Copy out all lines with the word "code" in them.

(begin)

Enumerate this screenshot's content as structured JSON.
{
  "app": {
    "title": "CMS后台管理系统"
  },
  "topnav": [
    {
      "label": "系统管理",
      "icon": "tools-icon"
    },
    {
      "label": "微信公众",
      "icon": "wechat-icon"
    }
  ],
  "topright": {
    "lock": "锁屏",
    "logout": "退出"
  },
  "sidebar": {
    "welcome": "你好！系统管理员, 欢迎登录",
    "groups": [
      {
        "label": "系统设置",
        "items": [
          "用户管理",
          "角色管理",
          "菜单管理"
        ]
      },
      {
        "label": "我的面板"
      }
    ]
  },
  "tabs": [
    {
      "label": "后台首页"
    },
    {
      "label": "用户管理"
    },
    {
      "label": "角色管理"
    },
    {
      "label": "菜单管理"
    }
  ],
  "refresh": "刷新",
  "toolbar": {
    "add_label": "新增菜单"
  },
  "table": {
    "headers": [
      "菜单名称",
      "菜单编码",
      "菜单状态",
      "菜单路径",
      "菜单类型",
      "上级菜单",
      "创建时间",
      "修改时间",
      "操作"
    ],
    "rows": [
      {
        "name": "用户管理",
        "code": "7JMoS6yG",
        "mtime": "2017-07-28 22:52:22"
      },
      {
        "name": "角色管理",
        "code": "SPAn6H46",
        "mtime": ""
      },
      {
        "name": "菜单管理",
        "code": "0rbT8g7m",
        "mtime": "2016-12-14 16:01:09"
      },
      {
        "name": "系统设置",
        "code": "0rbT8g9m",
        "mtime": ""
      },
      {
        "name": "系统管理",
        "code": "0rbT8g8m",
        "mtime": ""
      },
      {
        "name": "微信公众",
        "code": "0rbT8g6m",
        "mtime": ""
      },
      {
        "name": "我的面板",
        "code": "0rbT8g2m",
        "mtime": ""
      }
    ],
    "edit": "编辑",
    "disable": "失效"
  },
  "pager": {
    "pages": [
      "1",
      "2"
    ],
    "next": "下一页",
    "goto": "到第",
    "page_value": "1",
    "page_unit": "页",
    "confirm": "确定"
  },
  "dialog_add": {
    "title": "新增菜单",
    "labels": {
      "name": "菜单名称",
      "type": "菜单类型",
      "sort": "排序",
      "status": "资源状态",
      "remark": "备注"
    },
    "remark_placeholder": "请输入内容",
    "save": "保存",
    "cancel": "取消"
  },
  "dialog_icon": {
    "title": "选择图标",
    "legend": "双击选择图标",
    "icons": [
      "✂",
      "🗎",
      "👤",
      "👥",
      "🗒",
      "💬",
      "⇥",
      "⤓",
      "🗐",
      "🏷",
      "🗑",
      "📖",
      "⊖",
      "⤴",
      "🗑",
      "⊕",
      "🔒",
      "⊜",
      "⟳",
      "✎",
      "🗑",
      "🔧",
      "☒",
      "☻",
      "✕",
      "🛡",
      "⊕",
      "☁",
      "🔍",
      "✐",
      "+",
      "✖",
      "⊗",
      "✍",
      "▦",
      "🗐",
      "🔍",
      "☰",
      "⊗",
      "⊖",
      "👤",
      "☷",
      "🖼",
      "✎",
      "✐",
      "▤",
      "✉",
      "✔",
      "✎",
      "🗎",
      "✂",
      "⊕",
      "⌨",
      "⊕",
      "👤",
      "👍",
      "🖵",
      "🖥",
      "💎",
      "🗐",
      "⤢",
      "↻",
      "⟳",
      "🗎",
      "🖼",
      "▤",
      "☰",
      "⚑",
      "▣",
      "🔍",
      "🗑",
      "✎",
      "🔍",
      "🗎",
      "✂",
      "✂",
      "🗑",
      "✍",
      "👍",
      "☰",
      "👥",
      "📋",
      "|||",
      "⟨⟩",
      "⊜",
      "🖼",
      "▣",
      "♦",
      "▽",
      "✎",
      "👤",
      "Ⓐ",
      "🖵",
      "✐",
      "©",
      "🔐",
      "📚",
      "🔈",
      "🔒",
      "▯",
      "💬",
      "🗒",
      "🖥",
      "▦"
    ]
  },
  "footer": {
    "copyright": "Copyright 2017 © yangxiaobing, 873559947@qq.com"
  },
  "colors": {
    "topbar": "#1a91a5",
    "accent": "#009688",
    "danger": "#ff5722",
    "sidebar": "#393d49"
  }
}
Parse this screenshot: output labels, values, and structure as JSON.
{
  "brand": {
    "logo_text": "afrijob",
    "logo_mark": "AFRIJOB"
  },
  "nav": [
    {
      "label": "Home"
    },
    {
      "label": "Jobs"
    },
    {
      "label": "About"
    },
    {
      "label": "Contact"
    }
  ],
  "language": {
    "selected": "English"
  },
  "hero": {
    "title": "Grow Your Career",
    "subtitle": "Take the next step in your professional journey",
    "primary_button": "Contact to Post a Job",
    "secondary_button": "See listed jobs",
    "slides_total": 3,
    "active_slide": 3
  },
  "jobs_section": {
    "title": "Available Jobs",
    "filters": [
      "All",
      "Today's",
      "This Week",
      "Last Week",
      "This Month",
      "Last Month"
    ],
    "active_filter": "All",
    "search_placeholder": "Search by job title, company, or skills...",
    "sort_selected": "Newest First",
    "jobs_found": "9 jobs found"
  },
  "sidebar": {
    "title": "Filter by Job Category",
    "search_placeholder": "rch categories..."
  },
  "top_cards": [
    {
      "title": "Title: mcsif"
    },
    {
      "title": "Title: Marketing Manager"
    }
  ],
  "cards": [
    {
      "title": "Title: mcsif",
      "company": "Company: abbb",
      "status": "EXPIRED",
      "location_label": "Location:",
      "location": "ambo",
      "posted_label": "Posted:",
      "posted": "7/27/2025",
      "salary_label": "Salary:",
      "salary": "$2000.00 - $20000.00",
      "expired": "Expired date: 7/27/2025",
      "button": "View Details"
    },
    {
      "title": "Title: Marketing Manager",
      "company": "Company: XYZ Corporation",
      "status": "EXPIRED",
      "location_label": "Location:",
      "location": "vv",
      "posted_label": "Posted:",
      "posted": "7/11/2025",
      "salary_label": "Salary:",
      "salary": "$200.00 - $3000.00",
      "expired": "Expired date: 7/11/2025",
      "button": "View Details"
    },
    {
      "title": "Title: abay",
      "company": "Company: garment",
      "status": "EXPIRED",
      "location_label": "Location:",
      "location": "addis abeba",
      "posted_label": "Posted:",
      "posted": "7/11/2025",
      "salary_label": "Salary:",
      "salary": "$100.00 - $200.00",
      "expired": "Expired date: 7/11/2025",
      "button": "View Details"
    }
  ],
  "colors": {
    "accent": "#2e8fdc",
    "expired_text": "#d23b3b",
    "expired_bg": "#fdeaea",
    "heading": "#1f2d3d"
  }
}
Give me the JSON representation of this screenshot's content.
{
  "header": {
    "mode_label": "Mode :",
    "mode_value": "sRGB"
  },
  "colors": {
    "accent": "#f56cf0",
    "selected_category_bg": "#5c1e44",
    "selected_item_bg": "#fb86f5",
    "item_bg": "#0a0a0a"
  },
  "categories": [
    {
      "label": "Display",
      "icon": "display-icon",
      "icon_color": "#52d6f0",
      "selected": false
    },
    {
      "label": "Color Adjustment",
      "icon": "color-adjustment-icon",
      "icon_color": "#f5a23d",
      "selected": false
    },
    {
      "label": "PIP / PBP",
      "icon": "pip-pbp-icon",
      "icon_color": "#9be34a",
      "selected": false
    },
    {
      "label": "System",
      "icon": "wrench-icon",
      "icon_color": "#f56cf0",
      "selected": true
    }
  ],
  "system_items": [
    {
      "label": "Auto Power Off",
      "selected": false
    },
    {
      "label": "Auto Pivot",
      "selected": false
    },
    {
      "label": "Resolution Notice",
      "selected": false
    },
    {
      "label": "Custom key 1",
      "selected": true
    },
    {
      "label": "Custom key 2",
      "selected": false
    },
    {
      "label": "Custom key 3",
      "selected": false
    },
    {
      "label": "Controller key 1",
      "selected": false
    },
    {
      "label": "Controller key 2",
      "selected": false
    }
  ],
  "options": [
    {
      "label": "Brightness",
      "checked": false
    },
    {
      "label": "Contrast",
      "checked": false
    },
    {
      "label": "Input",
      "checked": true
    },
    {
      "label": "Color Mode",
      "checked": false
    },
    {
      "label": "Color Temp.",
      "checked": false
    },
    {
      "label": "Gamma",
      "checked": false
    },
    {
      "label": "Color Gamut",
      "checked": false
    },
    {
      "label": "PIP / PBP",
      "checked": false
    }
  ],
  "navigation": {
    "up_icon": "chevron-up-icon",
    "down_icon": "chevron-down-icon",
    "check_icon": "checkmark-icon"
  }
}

(end)

ANSWER TO THIS TASK —
        "code": "7JMoS6yG",
        "code": "SPAn6H46",
        "code": "0rbT8g7m",
        "code": "0rbT8g9m",
        "code": "0rbT8g8m",
        "code": "0rbT8g6m",
        "code": "0rbT8g2m",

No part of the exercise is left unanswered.